Records:
BEGIN

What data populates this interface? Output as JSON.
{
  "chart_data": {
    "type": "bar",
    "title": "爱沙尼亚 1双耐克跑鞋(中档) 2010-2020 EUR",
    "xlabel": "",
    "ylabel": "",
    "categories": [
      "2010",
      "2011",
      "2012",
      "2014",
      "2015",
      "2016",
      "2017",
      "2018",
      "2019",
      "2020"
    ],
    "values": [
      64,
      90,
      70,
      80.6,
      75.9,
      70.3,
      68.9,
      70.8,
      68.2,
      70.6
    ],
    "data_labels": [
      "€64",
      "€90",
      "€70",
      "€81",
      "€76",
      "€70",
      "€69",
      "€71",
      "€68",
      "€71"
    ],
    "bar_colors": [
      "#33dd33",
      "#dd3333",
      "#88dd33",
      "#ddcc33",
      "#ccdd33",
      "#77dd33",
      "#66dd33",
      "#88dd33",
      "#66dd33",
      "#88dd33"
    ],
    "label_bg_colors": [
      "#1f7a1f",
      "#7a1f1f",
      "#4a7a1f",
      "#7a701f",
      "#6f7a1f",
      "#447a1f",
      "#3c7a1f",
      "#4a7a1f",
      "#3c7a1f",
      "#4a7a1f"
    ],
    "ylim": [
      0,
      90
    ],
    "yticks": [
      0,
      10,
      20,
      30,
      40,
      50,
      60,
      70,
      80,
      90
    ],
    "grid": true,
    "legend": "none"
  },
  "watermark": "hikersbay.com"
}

END

Above are the records; copy all of them exactly.

- **The reply**
What data populates this interface? Output as JSON.
{
  "chart_data": {
    "type": "bar",
    "title": "爱沙尼亚 1双耐克跑鞋(中档) 2010-2020 EUR",
    "xlabel": "",
    "ylabel": "",
    "categories": [
      "2010",
      "2011",
      "2012",
      "2014",
      "2015",
      "2016",
      "2017",
      "2018",
      "2019",
      "2020"
    ],
    "values": [
      64,
      90,
      70,
      80.6,
      75.9,
      70.3,
      68.9,
      70.8,
      68.2,
      70.6
    ],
    "data_labels": [
      "€64",
      "€90",
      "€70",
      "€81",
      "€76",
      "€70",
      "€69",
      "€71",
      "€68",
      "€71"
    ],
    "bar_colors": [
      "#33dd33",
      "#dd3333",
      "#88dd33",
      "#ddcc33",
      "#ccdd33",
      "#77dd33",
      "#66dd33",
      "#88dd33",
      "#66dd33",
      "#88dd33"
    ],
    "label_bg_colors": [
      "#1f7a1f",
      "#7a1f1f",
      "#4a7a1f",
      "#7a701f",
      "#6f7a1f",
      "#447a1f",
      "#3c7a1f",
      "#4a7a1f",
      "#3c7a1f",
      "#4a7a1f"
    ],
    "ylim": [
      0,
      90
    ],
    "yticks": [
      0,
      10,
      20,
      30,
      40,
      50,
      60,
      70,
      80,
      90
    ],
    "grid": true,
    "legend": "none"
  },
  "watermark": "hikersbay.com"
}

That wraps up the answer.